'''

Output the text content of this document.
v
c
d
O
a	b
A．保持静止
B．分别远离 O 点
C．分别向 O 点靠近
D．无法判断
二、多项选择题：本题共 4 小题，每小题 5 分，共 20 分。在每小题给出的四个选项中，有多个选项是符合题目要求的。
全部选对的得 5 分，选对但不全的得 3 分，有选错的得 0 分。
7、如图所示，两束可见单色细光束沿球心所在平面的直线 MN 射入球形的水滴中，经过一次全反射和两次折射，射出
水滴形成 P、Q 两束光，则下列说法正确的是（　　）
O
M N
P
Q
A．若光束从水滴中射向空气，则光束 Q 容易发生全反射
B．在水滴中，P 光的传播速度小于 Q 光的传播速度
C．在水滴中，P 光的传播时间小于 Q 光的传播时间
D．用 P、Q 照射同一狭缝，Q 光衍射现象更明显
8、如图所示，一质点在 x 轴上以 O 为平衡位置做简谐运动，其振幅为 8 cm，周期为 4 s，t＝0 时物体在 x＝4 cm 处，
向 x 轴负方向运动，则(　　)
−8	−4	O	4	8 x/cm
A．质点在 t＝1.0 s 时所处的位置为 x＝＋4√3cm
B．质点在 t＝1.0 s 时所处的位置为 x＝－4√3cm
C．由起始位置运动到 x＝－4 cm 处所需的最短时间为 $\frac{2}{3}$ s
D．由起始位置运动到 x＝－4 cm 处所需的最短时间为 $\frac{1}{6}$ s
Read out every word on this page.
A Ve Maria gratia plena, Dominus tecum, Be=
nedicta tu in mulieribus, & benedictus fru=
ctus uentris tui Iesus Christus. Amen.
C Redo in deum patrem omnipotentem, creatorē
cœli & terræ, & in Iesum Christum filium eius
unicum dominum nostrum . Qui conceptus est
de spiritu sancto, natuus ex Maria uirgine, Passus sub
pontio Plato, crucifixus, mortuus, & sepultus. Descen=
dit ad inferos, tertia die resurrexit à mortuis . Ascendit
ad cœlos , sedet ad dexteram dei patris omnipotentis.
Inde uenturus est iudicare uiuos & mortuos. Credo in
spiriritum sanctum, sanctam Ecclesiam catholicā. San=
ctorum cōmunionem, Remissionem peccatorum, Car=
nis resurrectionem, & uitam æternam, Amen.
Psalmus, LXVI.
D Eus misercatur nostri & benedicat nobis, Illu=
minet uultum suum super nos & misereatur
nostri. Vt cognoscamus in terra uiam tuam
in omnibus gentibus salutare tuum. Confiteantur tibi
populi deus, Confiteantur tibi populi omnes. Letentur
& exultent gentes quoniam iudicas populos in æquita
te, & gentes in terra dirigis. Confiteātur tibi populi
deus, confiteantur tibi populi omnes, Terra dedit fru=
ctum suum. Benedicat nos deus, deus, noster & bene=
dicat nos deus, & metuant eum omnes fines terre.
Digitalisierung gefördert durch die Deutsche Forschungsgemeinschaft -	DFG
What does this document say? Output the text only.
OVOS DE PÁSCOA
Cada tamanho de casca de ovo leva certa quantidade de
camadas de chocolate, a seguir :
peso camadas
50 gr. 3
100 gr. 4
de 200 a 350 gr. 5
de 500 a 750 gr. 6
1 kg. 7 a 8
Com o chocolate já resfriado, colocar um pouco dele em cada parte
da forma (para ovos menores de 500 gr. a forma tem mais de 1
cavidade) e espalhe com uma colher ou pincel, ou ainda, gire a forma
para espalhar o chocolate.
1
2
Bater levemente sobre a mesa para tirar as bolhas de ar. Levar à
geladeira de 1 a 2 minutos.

'''

# DIRECTIONS FOR THIS TASK:
Every line from the one containing "What does this" through the last line must be copied exactly; leave out the rest.

# EXERCISE ANSWER:
What does this document say? Output the text only.
OVOS DE PÁSCOA
Cada tamanho de casca de ovo leva certa quantidade de
camadas de chocolate, a seguir :
peso camadas
50 gr. 3
100 gr. 4
de 200 a 350 gr. 5
de 500 a 750 gr. 6
1 kg. 7 a 8
Com o chocolate já resfriado, colocar um pouco dele em cada parte
da forma (para ovos menores de 500 gr. a forma tem mais de 1
cavidade) e espalhe com uma colher ou pincel, ou ainda, gire a forma
para espalhar o chocolate.
1
2
Bater levemente sobre a mesa para tirar as bolhas de ar. Levar à
geladeira de 1 a 2 minutos.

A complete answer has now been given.